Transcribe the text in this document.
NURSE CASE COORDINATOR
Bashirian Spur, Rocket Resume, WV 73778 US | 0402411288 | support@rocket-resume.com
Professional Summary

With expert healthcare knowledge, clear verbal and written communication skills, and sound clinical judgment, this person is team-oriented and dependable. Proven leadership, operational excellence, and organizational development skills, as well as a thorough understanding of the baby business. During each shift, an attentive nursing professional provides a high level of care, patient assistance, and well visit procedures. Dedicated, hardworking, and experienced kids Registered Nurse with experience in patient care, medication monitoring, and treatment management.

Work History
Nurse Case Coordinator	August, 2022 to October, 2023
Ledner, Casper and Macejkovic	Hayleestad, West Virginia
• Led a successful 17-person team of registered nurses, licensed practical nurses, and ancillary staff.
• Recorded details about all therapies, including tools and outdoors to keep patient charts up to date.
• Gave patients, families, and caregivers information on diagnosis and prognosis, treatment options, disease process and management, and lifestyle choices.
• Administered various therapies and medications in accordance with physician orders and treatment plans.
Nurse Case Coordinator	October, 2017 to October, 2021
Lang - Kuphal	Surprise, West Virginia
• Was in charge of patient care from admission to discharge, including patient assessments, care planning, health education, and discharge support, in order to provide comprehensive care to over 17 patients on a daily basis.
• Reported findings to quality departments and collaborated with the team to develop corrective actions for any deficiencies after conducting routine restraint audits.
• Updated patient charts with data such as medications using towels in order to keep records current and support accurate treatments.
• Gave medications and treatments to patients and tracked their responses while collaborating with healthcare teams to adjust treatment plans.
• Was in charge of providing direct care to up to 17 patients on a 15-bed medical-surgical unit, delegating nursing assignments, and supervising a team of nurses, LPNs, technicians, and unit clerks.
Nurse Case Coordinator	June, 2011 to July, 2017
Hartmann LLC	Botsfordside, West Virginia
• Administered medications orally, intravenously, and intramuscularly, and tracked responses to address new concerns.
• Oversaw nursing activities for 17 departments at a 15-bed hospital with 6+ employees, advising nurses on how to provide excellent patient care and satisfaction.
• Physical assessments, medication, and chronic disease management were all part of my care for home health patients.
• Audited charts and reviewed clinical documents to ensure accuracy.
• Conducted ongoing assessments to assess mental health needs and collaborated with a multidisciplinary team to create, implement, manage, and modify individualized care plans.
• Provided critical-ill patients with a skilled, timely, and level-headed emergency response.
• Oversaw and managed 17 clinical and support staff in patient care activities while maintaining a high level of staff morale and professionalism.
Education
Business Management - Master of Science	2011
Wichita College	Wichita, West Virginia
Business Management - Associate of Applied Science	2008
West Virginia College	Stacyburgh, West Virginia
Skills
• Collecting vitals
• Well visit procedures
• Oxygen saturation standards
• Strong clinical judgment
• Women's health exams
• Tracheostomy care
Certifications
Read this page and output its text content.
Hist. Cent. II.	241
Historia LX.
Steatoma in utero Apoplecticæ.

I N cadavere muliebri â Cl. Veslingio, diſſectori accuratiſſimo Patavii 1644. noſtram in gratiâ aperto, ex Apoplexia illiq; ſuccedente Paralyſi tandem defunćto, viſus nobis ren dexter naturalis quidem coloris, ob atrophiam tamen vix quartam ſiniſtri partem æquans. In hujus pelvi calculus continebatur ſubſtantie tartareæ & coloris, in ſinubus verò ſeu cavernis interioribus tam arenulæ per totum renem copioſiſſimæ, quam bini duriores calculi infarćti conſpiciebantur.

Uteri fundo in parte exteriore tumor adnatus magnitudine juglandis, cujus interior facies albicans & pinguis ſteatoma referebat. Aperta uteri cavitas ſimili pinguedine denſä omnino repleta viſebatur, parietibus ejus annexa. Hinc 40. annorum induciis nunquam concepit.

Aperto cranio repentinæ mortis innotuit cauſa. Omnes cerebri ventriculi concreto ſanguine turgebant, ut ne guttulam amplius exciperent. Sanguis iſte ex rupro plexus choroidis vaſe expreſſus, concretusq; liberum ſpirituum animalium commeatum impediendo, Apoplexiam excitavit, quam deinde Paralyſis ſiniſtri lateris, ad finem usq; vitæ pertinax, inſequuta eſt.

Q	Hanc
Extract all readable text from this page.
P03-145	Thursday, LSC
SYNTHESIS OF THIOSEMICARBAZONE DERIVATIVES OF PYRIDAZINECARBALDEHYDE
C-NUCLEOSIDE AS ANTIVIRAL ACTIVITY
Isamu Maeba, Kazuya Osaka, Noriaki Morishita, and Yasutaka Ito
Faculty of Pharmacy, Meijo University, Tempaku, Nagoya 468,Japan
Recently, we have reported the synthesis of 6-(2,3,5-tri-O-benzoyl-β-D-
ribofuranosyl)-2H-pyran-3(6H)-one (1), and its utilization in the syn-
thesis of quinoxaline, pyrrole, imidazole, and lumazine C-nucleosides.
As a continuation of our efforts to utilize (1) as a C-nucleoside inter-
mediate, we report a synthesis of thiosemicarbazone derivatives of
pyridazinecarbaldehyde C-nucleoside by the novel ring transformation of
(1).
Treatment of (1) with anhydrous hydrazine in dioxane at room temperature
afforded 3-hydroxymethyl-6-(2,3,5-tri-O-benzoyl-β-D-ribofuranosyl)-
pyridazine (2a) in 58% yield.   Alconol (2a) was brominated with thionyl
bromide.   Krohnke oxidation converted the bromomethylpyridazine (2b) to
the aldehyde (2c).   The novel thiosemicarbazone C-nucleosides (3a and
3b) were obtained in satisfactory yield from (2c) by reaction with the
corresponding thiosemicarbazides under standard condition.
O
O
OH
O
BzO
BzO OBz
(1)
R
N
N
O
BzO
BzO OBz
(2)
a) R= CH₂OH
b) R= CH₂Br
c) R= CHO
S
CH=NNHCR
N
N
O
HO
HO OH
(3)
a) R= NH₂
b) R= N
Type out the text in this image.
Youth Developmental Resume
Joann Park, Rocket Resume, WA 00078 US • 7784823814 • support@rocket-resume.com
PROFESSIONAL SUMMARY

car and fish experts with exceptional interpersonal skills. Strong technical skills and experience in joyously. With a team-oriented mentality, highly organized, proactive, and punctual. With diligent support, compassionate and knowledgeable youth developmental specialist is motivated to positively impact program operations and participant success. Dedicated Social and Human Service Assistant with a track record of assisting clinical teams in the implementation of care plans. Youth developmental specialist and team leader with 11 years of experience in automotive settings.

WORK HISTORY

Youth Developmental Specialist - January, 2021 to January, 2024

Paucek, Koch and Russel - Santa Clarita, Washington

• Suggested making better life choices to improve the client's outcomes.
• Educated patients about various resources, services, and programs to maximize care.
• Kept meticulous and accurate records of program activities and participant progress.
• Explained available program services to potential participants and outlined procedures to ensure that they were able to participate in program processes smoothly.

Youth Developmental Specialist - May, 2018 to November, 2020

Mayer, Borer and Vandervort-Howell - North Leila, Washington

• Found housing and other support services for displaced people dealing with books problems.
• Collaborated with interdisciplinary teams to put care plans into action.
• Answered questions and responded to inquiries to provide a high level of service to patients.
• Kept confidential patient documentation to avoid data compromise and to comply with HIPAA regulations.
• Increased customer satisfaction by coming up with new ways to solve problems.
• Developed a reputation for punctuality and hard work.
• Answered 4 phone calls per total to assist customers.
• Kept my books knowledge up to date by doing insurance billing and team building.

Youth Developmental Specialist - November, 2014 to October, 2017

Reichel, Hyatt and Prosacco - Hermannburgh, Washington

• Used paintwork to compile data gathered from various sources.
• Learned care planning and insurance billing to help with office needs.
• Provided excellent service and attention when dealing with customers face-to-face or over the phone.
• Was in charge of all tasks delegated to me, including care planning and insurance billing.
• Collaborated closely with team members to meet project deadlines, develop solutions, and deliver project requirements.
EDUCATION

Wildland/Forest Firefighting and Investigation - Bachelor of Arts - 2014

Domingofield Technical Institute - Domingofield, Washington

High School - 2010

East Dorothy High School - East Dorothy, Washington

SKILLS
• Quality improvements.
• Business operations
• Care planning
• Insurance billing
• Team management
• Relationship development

:: Work task ::
Wherever the word "rocket" shows up in the material, copy the line it is on.

:: Answer for this exercise ::
Bashirian Spur, Rocket Resume, WV 73778 US | 0402411288 | support@rocket-resume.com
Joann Park, Rocket Resume, WA 00078 US • 7784823814 • support@rocket-resume.com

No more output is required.